• JOB 1:
List every sentence in the interview about Tom's Park below that contains the word "metaphor" or "metaphors".
** start of TEXT SECTION **
JF: What is the role of the sacred in Tom’s Park? There are references such as the Lily pond consecrated by the Monk Masters of the 27th order. The avatar rejuvenation coordinators (ARC). The terminology and the language you use avoids references that could be prohibitive to certain people. For example, the description of the ARC is of angelic beings.
TC: Yes. I had to set up a lot of different metaphors for a lot of different people because some people resonate with one metaphor and don’t resonate with another. The park is a very spiritual place and it’s where you connect with wisdom. Where you connect with beings that are very advanced in their own growth, in their own getting rid of fear.
The people who are lightworkers and have their beams of light to get rid of dark stuff. There are people who don’t visualise at all, so they can’t do that, but maybe they feel their way through things. It is all metaphor anyway - there is no light, there is no dark stuff, there isn’t any of that. It’s a virtual reality. There’s only information. But intention modifies the probability of how that information will come out. It will evolve into this reality. So if you have a positive intent, however it looks to you, then you tend to evolve towards health, not towards illness.So that’s the way Tom’s Park is built to serve. Everybody will find something there that they can connect with in a very personal and in a very profitable way. And some people will connect to all of it. I suspect a person like you would tend to connect to all of it because you don’t just approach things from a single angle.
What it does is that the park has to work for all sorts of people, and some people work very well in a rational space. Other people work better in more of a mystical or religious space. It just depends on the individual. So I have some things for everybody there. Talking to a crew or a master who is a teacher that would help them learn. If you want to work with that metaphor, then yes, the larger consciousness system can work with you within that metaphor.
** end of TEXT SECTION **
• JOB 2:
Rename "Circle shape" to "Ellipse shape" in the rows, starting at the beginning of the rows and ending at the line containing "FancyBboxPatch shape <box>339". Return only those lines, otherwise unchanged.
** start of EXTRACTED RECORDS **
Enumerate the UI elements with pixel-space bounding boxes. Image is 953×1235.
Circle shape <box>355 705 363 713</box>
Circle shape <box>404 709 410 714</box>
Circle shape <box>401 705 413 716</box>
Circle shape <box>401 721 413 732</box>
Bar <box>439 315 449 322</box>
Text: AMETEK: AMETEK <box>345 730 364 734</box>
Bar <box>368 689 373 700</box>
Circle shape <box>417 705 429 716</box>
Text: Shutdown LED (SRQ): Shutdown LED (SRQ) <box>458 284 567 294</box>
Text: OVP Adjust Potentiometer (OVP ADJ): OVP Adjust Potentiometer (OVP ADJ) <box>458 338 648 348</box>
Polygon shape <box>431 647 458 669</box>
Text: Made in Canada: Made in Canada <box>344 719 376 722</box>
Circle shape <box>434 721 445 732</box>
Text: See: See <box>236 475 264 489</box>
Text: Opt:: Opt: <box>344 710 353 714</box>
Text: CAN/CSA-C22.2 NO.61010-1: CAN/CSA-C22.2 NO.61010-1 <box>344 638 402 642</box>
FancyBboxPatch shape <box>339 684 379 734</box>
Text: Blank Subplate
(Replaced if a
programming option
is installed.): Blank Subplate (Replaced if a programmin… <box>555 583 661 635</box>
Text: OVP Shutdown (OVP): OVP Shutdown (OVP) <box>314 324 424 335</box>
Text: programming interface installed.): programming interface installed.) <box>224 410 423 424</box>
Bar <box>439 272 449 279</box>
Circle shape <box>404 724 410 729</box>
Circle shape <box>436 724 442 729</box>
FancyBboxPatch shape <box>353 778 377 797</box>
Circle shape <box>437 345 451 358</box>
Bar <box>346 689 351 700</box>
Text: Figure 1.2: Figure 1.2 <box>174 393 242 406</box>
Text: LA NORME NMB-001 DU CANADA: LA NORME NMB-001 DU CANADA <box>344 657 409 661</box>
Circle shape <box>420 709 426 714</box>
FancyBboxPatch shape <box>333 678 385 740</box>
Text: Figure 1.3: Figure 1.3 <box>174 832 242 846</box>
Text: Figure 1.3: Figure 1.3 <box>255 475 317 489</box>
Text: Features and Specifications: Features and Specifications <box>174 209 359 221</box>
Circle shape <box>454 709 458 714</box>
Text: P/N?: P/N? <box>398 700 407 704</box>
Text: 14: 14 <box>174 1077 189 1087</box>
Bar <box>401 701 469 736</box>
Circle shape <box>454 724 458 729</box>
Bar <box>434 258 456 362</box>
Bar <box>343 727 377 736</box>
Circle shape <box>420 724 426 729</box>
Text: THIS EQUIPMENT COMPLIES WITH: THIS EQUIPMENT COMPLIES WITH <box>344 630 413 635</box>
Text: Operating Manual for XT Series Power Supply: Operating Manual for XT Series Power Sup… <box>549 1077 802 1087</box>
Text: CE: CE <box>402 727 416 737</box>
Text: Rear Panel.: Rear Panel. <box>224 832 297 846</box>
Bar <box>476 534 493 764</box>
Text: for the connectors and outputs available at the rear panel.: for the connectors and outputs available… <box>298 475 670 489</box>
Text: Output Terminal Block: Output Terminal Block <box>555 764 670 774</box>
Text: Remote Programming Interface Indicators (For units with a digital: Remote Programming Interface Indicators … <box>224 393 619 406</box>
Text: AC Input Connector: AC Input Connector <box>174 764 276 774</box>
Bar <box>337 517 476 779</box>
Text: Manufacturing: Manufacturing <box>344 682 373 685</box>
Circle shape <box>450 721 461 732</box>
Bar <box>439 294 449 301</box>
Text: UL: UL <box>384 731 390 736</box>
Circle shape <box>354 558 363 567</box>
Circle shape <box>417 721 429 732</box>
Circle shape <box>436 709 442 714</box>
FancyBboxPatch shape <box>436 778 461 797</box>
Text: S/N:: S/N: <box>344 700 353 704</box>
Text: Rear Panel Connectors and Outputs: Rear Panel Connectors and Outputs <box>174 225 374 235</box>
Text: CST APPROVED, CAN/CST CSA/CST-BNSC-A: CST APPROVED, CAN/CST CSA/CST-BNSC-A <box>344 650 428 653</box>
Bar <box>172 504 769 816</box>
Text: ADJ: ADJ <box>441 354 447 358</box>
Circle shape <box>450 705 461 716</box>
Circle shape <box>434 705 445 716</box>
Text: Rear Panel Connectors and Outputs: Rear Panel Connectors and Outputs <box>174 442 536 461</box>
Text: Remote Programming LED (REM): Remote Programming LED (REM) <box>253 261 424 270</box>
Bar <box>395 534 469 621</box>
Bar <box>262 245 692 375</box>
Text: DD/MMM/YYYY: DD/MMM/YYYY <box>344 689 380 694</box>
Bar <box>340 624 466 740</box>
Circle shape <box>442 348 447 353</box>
** end of EXTRACTED RECORDS **
• EXPECTED ANSWER 1:
- I had to set up a lot of different metaphors for a lot of different people because some people resonate with one metaphor and don’t resonate with another.
- It is all metaphor anyway - there is no light, there is no dark stuff, there isn’t any of that.
- If you want to work with that metaphor, then yes, the larger consciousness system can work with you within that metaphor.

• EXPECTED ANSWER 2:
Enumerate the UI elements with pixel-space bounding boxes. Image is 953×1235.
Ellipse shape <box>355 705 363 713</box>
Ellipse shape <box>404 709 410 714</box>
Ellipse shape <box>401 705 413 716</box>
Ellipse shape <box>401 721 413 732</box>
Bar <box>439 315 449 322</box>
Text: AMETEK: AMETEK <box>345 730 364 734</box>
Bar <box>368 689 373 700</box>
Ellipse shape <box>417 705 429 716</box>
Text: Shutdown LED (SRQ): Shutdown LED (SRQ) <box>458 284 567 294</box>
Text: OVP Adjust Potentiometer (OVP ADJ): OVP Adjust Potentiometer (OVP ADJ) <box>458 338 648 348</box>
Polygon shape <box>431 647 458 669</box>
Text: Made in Canada: Made in Canada <box>344 719 376 722</box>
Ellipse shape <box>434 721 445 732</box>
Text: See: See <box>236 475 264 489</box>
Text: Opt:: Opt: <box>344 710 353 714</box>
Text: CAN/CSA-C22.2 NO.61010-1: CAN/CSA-C22.2 NO.61010-1 <box>344 638 402 642</box>
FancyBboxPatch shape <box>339 684 379 734</box>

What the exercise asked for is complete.